▶ **INSTRUCTION**:
Retype the data that follows line by line, exactly, and leave its pictures out.

▶ **DATA ENTRIES**:
- - - - -

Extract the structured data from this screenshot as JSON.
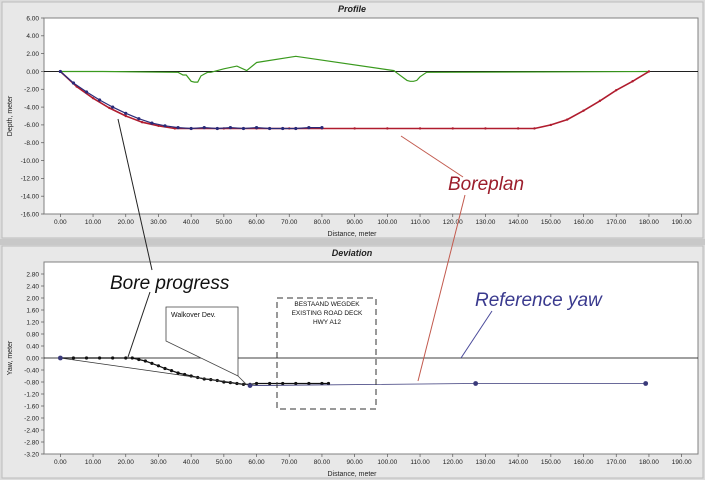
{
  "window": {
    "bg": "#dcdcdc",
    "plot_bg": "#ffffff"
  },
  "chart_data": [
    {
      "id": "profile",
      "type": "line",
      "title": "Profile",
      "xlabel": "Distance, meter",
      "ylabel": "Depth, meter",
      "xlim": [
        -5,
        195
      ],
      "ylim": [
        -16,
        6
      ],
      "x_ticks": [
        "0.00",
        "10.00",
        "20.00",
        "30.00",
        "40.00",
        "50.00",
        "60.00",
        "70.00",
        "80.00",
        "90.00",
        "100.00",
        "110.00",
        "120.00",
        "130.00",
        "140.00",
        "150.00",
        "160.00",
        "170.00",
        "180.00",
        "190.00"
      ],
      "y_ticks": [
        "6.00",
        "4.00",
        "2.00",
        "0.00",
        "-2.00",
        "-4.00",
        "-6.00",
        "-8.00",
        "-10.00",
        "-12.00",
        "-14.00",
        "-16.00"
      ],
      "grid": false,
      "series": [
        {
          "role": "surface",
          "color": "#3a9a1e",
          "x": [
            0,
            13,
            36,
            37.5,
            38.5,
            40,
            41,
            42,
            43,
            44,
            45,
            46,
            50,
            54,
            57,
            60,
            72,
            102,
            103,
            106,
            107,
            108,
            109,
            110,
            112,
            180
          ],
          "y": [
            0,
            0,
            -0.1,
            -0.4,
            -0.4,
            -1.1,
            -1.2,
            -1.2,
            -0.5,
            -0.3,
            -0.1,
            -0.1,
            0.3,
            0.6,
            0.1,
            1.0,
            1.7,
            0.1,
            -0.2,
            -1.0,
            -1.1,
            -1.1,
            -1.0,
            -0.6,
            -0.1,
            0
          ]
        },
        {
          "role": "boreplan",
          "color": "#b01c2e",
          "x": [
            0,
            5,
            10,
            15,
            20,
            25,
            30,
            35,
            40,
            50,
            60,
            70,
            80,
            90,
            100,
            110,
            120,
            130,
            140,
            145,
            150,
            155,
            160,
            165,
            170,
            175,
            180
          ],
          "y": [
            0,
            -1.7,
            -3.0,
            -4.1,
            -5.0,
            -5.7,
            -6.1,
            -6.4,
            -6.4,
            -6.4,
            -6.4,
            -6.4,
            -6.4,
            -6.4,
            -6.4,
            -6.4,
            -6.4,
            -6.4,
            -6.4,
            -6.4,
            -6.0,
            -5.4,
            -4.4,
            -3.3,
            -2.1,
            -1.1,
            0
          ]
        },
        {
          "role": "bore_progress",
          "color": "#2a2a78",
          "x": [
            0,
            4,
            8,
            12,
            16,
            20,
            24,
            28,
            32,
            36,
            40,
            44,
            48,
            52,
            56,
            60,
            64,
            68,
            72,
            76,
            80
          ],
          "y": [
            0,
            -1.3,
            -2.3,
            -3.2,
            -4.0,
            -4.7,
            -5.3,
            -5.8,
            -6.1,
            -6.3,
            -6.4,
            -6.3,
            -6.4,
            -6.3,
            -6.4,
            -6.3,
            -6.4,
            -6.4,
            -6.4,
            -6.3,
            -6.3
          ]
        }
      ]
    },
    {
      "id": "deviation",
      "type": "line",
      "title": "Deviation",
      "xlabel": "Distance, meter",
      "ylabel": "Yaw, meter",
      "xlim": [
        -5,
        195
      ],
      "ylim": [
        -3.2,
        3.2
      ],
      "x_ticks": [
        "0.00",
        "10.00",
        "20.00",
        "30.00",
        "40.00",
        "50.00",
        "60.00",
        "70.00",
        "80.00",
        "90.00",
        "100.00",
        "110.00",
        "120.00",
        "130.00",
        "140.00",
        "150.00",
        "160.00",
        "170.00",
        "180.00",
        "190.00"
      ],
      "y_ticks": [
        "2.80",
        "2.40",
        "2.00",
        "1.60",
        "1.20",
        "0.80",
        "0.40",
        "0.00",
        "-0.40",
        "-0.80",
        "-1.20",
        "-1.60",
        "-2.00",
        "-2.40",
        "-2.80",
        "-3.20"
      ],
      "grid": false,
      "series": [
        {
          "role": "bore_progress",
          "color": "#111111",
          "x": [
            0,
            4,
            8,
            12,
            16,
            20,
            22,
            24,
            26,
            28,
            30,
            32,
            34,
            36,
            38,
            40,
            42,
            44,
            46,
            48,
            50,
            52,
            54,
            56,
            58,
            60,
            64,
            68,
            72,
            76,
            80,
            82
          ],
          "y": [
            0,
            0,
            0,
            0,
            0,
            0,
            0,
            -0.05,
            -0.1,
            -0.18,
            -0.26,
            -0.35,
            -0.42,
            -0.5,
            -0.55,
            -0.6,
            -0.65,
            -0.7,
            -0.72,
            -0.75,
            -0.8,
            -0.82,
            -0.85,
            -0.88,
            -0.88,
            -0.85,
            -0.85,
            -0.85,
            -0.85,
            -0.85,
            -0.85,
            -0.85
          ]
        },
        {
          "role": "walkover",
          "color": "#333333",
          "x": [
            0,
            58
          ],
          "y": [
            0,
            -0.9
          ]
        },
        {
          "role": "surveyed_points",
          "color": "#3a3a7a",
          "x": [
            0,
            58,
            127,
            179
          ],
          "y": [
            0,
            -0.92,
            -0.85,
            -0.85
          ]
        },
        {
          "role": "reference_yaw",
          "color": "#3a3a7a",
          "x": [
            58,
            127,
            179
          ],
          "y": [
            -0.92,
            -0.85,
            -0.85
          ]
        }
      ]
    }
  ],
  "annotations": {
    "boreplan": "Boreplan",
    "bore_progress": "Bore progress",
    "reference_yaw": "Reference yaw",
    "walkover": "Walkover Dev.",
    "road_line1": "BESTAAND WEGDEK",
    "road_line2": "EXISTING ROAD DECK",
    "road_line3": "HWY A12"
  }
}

- - - - -

▶ **ANSWER TO THIS TASK**:
Extract the structured data from this screenshot as JSON.
{
  "window": {
    "bg": "#dcdcdc",
    "plot_bg": "#ffffff"
  },
  "chart_data": [
    {
      "id": "profile",
      "type": "line",
      "title": "Profile",
      "xlabel": "Distance, meter",
      "ylabel": "Depth, meter",
      "xlim": [
        -5,
        195
      ],
      "ylim": [
        -16,
        6
      ],
      "x_ticks": [
        "0.00",
        "10.00",
        "20.00",
        "30.00",
        "40.00",
        "50.00",
        "60.00",
        "70.00",
        "80.00",
        "90.00",
        "100.00",
        "110.00",
        "120.00",
        "130.00",
        "140.00",
        "150.00",
        "160.00",
        "170.00",
        "180.00",
        "190.00"
      ],
      "y_ticks": [
        "6.00",
        "4.00",
        "2.00",
        "0.00",
        "-2.00",
        "-4.00",
        "-6.00",
        "-8.00",
        "-10.00",
        "-12.00",
        "-14.00",
        "-16.00"
      ],
      "grid": false,
      "series": [
        {
          "role": "surface",
          "color": "#3a9a1e",
          "x": [
            0,
            13,
            36,
            37.5,
            38.5,
            40,
            41,
            42,
            43,
            44,
            45,
            46,
            50,
            54,
            57,
            60,
            72,
            102,
            103,
            106,
            107,
            108,
            109,
            110,
            112,
            180
          ],
          "y": [
            0,
            0,
            -0.1,
            -0.4,
            -0.4,
            -1.1,
            -1.2,
            -1.2,
            -0.5,
            -0.3,
            -0.1,
            -0.1,
            0.3,
            0.6,
            0.1,
            1.0,
            1.7,
            0.1,
            -0.2,
            -1.0,
            -1.1,
            -1.1,
            -1.0,
            -0.6,
            -0.1,
            0
          ]
        },
        {
          "role": "boreplan",
          "color": "#b01c2e",
          "x": [
            0,
            5,
            10,
            15,
            20,
            25,
            30,
            35,
            40,
            50,
            60,
            70,
            80,
            90,
            100,
            110,
            120,
            130,
            140,
            145,
            150,
            155,
            160,
            165,
            170,
            175,
            180
          ],
          "y": [
            0,
            -1.7,
            -3.0,
            -4.1,
            -5.0,
            -5.7,
            -6.1,
            -6.4,
            -6.4,
            -6.4,
            -6.4,
            -6.4,
            -6.4,
            -6.4,
            -6.4,
            -6.4,
            -6.4,
            -6.4,
            -6.4,
            -6.4,
            -6.0,
            -5.4,
            -4.4,
            -3.3,
            -2.1,
            -1.1,
            0
          ]
        },
        {
          "role": "bore_progress",
          "color": "#2a2a78",
          "x": [
            0,
            4,
            8,
            12,
            16,
            20,
            24,
            28,
            32,
            36,
            40,
            44,
            48,
            52,
            56,
            60,
            64,
            68,
            72,
            76,
            80
          ],
          "y": [
            0,
            -1.3,
            -2.3,
            -3.2,
            -4.0,
            -4.7,
            -5.3,
            -5.8,
            -6.1,
            -6.3,
            -6.4,
            -6.3,
            -6.4,
            -6.3,
            -6.4,
            -6.3,
            -6.4,
            -6.4,
            -6.4,
            -6.3,
            -6.3
          ]
        }
      ]
    },
    {
      "id": "deviation",
      "type": "line",
      "title": "Deviation",
      "xlabel": "Distance, meter",
      "ylabel": "Yaw, meter",
      "xlim": [
        -5,
        195
      ],
      "ylim": [
        -3.2,
        3.2
      ],
      "x_ticks": [
        "0.00",
        "10.00",
        "20.00",
        "30.00",
        "40.00",
        "50.00",
        "60.00",
        "70.00",
        "80.00",
        "90.00",
        "100.00",
        "110.00",
        "120.00",
        "130.00",
        "140.00",
        "150.00",
        "160.00",
        "170.00",
        "180.00",
        "190.00"
      ],
      "y_ticks": [
        "2.80",
        "2.40",
        "2.00",
        "1.60",
        "1.20",
        "0.80",
        "0.40",
        "0.00",
        "-0.40",
        "-0.80",
        "-1.20",
        "-1.60",
        "-2.00",
        "-2.40",
        "-2.80",
        "-3.20"
      ],
      "grid": false,
      "series": [
        {
          "role": "bore_progress",
          "color": "#111111",
          "x": [
            0,
            4,
            8,
            12,
            16,
            20,
            22,
            24,
            26,
            28,
            30,
            32,
            34,
            36,
            38,
            40,
            42,
            44,
            46,
            48,
            50,
            52,
            54,
            56,
            58,
            60,
            64,
            68,
            72,
            76,
            80,
            82
          ],
          "y": [
            0,
            0,
            0,
            0,
            0,
            0,
            0,
            -0.05,
            -0.1,
            -0.18,
            -0.26,
            -0.35,
            -0.42,
            -0.5,
            -0.55,
            -0.6,
            -0.65,
            -0.7,
            -0.72,
            -0.75,
            -0.8,
            -0.82,
            -0.85,
            -0.88,
            -0.88,
            -0.85,
            -0.85,
            -0.85,
            -0.85,
            -0.85,
            -0.85,
            -0.85
          ]
        },
        {
          "role": "walkover",
          "color": "#333333",
          "x": [
            0,
            58
          ],
          "y": [
            0,
            -0.9
          ]
        },
        {
          "role": "surveyed_points",
          "color": "#3a3a7a",
          "x": [
            0,
            58,
            127,
            179
          ],
          "y": [
            0,
            -0.92,
            -0.85,
            -0.85
          ]
        },
        {
          "role": "reference_yaw",
          "color": "#3a3a7a",
          "x": [
            58,
            127,
            179
          ],
          "y": [
            -0.92,
            -0.85,
            -0.85
          ]
        }
      ]
    }
  ],
  "annotations": {
    "boreplan": "Boreplan",
    "bore_progress": "Bore progress",
    "reference_yaw": "Reference yaw",
    "walkover": "Walkover Dev.",
    "road_line1": "BESTAAND WEGDEK",
    "road_line2": "EXISTING ROAD DECK",
    "road_line3": "HWY A12"
  }
}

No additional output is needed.